▶ **Stored data**:
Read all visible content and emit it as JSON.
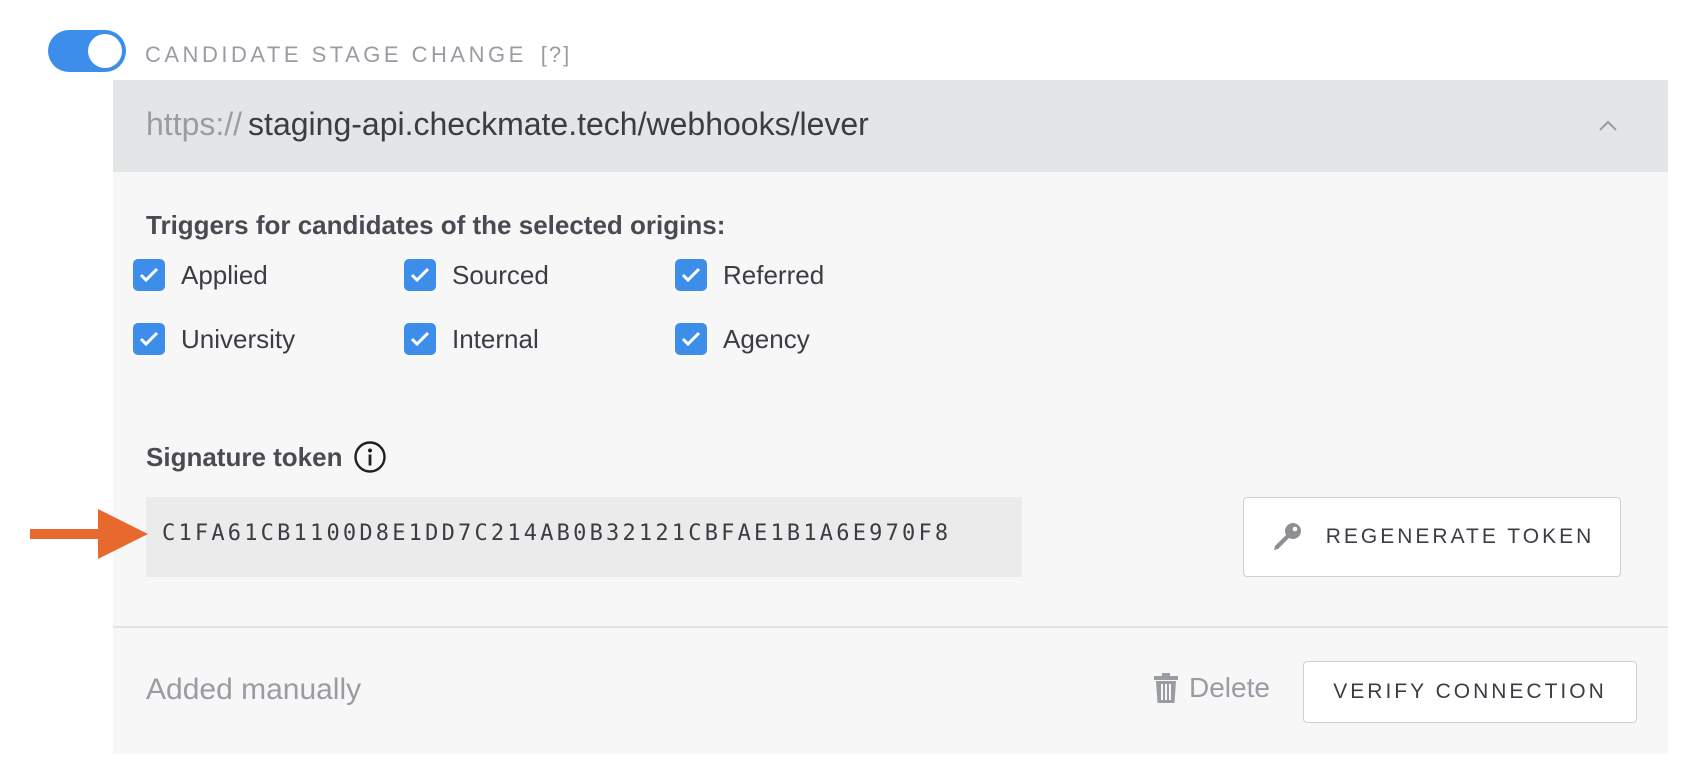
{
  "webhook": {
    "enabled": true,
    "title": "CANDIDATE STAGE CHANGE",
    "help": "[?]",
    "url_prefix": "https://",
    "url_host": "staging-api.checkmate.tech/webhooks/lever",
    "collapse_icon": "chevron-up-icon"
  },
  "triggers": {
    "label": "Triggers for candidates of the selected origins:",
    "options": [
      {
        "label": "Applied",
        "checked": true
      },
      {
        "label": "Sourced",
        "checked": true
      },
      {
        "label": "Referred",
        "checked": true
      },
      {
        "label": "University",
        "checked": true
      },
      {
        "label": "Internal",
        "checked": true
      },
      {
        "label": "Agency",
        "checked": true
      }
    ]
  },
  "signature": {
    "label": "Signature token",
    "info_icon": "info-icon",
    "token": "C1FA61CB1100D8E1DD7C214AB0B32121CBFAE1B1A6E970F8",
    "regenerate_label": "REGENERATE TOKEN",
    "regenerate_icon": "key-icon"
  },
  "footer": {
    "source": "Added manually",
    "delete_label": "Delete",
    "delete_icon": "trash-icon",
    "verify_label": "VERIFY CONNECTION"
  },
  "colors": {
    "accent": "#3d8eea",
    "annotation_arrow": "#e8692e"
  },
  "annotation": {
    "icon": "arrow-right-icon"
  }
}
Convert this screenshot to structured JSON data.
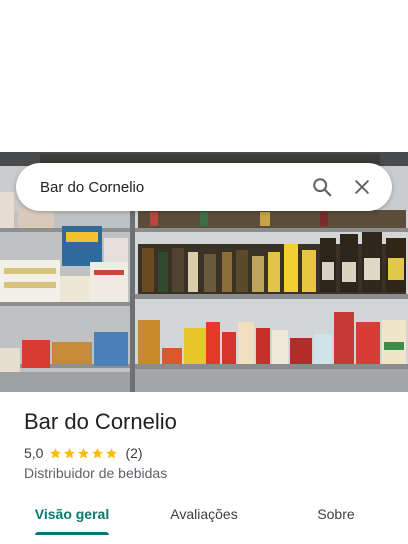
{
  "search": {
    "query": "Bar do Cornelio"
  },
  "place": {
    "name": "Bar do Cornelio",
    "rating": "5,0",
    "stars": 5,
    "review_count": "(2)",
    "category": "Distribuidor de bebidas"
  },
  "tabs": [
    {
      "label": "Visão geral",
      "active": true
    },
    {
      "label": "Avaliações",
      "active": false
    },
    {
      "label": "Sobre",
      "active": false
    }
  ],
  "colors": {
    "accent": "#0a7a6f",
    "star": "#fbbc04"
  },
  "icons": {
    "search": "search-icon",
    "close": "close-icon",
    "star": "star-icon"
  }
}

▶ **Required task**: Return only the count of lines in the records that hold the word "JSON".

▶ **Response to this task**: 2